WORK INSTRUCTIONS
Take the line containing "Read this page and output its text content." and every line after it in the data below, and print them exactly as given, with nothing else.

+++++

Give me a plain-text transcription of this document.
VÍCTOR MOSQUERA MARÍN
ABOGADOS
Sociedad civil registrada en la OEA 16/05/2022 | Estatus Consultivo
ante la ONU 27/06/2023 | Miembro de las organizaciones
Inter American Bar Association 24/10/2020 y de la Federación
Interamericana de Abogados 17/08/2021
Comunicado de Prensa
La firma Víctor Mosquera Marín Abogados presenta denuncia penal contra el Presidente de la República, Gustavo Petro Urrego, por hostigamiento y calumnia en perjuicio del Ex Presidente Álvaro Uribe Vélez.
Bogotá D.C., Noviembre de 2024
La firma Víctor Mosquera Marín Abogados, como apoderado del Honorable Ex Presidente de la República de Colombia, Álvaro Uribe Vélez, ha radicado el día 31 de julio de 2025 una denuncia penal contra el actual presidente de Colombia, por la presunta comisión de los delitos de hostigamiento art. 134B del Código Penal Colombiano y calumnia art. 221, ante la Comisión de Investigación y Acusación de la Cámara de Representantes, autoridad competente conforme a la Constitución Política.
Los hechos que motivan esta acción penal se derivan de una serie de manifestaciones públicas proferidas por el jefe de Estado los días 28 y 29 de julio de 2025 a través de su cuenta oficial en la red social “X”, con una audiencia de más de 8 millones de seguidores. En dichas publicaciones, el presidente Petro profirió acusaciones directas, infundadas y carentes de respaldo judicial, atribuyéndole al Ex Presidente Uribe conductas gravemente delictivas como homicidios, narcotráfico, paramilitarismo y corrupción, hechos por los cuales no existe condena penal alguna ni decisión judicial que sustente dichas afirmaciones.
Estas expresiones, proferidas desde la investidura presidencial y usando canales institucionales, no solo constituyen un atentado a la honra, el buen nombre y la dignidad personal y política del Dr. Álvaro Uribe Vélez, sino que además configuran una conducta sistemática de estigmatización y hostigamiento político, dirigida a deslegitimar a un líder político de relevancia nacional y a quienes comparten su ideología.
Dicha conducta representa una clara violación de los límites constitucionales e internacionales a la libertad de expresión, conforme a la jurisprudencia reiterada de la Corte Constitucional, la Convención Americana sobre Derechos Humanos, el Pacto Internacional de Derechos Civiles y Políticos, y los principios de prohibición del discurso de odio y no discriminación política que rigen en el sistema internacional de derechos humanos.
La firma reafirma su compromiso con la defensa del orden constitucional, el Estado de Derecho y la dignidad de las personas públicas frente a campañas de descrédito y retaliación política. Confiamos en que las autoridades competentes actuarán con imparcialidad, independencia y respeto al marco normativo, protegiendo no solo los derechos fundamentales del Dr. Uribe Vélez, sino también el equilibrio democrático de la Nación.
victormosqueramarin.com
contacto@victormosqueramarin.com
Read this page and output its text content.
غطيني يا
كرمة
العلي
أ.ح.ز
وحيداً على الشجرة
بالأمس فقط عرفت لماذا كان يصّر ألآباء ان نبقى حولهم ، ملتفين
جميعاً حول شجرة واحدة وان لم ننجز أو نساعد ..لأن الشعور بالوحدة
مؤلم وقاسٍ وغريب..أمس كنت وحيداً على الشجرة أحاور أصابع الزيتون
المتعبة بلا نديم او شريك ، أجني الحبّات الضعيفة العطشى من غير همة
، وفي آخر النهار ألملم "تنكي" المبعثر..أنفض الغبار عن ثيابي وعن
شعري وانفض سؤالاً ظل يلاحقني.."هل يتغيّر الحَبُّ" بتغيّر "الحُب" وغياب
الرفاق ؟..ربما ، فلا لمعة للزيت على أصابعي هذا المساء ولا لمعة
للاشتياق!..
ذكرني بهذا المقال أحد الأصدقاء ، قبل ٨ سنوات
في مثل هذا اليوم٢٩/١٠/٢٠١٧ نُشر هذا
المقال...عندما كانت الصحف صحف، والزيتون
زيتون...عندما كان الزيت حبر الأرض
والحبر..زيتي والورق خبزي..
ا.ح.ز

+++++

EXERCISE SOLUTION
Read this page and output its text content.
غطيني يا
كرمة
العلي
أ.ح.ز
وحيداً على الشجرة
بالأمس فقط عرفت لماذا كان يصّر ألآباء ان نبقى حولهم ، ملتفين
جميعاً حول شجرة واحدة وان لم ننجز أو نساعد ..لأن الشعور بالوحدة
مؤلم وقاسٍ وغريب..أمس كنت وحيداً على الشجرة أحاور أصابع الزيتون
المتعبة بلا نديم او شريك ، أجني الحبّات الضعيفة العطشى من غير همة
، وفي آخر النهار ألملم "تنكي" المبعثر..أنفض الغبار عن ثيابي وعن
شعري وانفض سؤالاً ظل يلاحقني.."هل يتغيّر الحَبُّ" بتغيّر "الحُب" وغياب
الرفاق ؟..ربما ، فلا لمعة للزيت على أصابعي هذا المساء ولا لمعة
للاشتياق!..
ذكرني بهذا المقال أحد الأصدقاء ، قبل ٨ سنوات
في مثل هذا اليوم٢٩/١٠/٢٠١٧ نُشر هذا
المقال...عندما كانت الصحف صحف، والزيتون
زيتون...عندما كان الزيت حبر الأرض
والحبر..زيتي والورق خبزي..
ا.ح.ز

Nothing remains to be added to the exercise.